### WHAT NEEDS TO BE DONE
Find each line with the word "าพระองค" and copy it.

□ □ □ □ □ □ □

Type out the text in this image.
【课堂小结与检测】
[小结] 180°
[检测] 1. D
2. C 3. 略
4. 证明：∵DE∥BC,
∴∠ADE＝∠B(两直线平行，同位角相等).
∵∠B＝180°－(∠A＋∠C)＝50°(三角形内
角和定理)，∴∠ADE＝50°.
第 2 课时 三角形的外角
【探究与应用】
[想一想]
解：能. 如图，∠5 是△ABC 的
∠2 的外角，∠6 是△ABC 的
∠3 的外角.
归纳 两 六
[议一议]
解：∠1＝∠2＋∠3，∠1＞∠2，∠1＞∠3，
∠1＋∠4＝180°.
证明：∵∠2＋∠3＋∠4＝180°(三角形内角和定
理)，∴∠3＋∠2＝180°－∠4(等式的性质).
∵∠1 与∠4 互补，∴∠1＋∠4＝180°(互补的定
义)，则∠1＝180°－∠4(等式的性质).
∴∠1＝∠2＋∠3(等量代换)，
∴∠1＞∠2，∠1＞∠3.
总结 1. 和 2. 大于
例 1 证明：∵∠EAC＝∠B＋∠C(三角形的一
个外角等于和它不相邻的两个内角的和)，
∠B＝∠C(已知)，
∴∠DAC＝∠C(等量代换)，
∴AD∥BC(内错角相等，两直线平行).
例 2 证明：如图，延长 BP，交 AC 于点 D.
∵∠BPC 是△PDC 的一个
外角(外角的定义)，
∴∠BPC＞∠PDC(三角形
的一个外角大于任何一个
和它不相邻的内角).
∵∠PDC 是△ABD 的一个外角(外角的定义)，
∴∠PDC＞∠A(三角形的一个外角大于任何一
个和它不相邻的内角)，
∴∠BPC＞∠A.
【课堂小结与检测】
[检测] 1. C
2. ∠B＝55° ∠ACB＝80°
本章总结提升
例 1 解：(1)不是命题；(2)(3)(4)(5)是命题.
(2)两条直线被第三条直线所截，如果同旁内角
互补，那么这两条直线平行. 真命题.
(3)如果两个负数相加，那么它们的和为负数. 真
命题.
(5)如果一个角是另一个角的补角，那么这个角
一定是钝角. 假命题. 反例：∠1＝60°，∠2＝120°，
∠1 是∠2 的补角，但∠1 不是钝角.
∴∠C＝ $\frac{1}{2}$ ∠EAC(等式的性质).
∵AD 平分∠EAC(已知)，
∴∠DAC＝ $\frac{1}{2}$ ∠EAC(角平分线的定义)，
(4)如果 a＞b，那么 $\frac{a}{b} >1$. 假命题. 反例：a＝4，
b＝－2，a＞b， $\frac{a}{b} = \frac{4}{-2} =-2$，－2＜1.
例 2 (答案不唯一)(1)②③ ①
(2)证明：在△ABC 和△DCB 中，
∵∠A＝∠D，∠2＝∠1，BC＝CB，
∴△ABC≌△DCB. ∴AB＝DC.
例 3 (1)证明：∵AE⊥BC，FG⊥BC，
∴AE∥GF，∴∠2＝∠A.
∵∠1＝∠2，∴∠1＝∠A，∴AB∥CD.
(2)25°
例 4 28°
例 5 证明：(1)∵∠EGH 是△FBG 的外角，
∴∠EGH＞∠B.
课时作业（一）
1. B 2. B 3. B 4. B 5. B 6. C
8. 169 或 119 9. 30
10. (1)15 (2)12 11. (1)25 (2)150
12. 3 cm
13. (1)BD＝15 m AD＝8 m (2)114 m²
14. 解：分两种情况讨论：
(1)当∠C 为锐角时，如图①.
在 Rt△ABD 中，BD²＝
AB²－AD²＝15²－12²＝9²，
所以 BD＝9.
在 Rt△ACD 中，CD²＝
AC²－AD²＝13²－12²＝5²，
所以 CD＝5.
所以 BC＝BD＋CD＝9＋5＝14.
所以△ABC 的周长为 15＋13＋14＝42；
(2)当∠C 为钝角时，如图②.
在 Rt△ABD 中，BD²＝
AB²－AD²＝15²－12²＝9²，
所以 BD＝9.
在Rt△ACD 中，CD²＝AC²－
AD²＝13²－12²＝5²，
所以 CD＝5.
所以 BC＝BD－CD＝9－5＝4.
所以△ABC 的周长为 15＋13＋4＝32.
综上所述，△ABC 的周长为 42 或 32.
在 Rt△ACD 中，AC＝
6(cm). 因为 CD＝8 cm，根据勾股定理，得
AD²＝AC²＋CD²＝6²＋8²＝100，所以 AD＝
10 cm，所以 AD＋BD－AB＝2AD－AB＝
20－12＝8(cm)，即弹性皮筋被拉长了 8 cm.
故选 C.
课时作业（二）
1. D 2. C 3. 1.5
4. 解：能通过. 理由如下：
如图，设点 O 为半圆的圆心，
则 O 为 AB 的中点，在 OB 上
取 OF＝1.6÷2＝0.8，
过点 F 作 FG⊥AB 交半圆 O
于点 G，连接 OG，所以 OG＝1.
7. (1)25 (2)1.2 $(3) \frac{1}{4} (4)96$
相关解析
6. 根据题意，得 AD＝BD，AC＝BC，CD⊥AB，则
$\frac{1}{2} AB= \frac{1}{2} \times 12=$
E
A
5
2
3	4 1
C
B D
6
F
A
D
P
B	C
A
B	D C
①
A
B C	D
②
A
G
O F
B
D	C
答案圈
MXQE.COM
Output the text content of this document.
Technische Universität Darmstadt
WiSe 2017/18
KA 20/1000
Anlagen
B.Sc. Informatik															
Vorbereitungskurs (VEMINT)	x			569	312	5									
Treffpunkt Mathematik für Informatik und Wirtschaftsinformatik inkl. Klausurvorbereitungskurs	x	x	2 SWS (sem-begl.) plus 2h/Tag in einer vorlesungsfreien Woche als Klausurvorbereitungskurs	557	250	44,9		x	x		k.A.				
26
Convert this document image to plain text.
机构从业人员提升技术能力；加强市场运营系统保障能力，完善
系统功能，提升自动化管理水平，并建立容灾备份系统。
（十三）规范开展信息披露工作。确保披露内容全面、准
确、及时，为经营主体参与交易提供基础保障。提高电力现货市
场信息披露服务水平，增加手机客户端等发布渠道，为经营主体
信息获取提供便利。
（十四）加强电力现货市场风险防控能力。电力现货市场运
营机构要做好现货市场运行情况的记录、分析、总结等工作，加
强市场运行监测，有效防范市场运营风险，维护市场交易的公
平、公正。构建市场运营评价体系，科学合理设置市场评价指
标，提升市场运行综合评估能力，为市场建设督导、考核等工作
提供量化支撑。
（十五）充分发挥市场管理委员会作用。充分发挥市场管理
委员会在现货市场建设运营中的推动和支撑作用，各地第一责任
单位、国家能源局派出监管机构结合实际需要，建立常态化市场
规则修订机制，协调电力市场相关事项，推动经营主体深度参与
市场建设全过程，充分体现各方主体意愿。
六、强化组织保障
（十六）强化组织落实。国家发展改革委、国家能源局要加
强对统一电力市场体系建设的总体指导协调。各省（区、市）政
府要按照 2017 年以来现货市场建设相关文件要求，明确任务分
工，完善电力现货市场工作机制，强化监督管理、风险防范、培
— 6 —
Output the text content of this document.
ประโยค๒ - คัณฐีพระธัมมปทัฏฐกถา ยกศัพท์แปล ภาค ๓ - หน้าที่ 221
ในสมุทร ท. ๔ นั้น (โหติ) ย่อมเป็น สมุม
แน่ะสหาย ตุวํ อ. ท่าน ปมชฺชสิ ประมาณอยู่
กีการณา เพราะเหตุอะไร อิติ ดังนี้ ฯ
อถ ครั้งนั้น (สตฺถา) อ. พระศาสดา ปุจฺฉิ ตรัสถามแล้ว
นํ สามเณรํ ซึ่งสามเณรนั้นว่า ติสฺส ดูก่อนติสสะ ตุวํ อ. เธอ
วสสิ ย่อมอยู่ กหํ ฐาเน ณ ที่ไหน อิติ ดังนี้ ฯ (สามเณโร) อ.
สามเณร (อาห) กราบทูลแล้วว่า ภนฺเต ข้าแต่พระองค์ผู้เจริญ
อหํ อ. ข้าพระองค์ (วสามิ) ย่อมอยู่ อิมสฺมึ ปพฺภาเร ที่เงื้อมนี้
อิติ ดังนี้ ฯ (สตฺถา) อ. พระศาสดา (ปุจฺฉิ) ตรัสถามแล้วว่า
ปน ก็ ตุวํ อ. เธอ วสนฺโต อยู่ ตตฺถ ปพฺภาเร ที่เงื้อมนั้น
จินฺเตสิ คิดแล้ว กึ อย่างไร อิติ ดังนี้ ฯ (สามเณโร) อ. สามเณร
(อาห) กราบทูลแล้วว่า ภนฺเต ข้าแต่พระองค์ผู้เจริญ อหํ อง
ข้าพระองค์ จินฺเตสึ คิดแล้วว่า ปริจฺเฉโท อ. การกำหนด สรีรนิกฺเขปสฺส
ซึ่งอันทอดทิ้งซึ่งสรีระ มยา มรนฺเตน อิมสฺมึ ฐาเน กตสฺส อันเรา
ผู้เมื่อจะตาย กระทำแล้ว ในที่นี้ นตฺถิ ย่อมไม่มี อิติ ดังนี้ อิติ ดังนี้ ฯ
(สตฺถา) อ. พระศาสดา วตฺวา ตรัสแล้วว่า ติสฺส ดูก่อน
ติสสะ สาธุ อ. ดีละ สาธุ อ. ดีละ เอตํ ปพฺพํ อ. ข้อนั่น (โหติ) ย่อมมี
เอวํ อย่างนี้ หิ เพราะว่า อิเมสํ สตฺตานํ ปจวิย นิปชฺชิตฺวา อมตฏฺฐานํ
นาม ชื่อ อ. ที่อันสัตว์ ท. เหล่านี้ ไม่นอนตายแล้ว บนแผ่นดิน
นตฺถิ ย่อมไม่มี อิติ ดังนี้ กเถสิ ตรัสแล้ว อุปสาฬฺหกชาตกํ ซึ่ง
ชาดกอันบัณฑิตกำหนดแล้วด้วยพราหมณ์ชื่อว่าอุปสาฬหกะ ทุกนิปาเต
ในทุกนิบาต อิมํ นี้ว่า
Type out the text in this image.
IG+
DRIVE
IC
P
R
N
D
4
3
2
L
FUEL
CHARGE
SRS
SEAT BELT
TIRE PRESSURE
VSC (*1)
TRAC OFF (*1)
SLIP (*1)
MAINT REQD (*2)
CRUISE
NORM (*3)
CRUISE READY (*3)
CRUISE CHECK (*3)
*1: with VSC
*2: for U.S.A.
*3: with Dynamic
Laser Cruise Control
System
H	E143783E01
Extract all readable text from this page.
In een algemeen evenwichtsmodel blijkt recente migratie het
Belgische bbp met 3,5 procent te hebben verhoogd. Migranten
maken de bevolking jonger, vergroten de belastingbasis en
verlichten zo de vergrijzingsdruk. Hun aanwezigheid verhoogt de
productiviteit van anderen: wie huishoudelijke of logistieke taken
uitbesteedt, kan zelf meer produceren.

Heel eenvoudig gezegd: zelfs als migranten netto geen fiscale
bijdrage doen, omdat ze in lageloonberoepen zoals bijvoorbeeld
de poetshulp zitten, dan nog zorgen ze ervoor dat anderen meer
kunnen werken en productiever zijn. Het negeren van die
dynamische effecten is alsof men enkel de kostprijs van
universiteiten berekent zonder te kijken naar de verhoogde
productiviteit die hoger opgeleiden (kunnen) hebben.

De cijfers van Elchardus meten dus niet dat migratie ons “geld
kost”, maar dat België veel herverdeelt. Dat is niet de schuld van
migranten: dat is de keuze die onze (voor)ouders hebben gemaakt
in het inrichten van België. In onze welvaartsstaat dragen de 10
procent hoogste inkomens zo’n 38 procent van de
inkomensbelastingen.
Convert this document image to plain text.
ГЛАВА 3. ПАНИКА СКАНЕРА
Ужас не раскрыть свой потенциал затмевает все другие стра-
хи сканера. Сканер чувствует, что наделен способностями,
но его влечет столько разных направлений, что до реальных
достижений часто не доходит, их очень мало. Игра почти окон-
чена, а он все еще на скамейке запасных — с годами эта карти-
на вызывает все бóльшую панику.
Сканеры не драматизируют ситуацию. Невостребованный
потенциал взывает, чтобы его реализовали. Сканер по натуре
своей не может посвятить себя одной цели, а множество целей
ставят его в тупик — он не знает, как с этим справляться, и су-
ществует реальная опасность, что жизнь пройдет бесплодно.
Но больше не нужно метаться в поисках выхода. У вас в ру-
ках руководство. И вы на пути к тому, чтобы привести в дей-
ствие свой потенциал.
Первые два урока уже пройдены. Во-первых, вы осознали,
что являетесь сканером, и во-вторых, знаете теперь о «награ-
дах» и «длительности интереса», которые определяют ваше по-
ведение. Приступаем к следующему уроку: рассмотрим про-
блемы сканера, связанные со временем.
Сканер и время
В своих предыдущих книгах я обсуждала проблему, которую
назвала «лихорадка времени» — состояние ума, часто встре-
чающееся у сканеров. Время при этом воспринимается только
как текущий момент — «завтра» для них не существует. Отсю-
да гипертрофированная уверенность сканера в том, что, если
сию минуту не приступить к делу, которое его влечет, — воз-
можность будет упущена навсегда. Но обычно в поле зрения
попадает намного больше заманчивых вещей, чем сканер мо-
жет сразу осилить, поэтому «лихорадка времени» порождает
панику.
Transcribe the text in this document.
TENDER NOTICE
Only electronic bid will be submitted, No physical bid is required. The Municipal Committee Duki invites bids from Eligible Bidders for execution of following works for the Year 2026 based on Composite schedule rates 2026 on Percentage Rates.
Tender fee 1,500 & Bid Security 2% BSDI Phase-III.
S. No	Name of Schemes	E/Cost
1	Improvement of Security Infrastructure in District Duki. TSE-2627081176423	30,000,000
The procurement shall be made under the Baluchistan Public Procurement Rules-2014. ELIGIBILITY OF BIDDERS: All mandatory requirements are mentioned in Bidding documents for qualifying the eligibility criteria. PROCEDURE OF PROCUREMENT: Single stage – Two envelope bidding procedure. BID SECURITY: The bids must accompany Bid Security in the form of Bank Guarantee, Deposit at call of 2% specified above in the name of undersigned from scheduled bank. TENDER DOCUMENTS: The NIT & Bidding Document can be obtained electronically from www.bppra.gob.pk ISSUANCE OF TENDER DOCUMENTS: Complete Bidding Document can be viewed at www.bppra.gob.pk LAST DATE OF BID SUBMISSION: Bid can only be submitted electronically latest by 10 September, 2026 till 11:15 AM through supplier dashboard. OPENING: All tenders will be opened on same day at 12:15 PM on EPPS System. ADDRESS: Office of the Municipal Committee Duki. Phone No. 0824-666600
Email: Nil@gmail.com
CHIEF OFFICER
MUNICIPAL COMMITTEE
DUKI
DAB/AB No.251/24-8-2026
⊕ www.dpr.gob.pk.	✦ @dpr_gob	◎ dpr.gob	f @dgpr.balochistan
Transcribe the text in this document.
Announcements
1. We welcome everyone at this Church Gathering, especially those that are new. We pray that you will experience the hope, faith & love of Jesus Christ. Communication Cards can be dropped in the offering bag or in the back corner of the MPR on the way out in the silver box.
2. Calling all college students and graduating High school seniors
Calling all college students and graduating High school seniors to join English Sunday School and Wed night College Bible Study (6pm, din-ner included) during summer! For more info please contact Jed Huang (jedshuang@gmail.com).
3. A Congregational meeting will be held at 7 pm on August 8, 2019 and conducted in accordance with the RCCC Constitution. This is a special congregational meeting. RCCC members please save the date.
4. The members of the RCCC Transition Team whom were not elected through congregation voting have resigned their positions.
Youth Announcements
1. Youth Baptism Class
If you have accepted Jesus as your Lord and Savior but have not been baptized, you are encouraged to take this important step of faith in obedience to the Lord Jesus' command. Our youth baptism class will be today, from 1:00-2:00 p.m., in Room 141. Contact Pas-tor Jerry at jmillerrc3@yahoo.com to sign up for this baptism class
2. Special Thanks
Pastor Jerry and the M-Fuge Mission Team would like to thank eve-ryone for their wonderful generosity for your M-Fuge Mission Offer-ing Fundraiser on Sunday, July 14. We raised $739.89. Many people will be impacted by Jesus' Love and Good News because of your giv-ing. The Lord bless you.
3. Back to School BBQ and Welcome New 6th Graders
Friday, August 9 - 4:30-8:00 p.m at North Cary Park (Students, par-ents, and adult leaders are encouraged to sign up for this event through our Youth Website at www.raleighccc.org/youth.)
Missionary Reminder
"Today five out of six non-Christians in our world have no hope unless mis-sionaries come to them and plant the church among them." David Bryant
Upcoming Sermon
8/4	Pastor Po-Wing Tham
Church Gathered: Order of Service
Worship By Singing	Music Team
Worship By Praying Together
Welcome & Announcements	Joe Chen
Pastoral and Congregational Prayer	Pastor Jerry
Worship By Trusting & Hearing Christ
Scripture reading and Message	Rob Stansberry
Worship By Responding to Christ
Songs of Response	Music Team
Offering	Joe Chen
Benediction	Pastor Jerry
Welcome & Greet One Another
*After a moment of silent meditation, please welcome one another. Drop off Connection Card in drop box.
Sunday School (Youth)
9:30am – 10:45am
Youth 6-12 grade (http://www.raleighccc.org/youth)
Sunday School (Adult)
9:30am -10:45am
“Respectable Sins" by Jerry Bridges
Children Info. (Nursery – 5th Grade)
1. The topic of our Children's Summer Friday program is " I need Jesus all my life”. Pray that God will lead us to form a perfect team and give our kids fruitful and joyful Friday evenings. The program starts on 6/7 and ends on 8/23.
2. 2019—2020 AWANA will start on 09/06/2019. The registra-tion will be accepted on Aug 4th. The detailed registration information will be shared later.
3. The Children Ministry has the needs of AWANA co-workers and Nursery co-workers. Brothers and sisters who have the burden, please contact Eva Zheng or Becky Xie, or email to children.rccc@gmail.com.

□ □ □ □ □ □ □

### IN RESPONSE
อหํ อ. ข้าพระองค์ (วสามิ) ย่อมอยู่ อิมสฺมึ ปพฺภาเร ที่เงื้อมนี้
ข้าพระองค์ จินฺเตสึ คิดแล้วว่า ปริจฺเฉโท อ. การกำหนด สรีรนิกฺเขปสฺส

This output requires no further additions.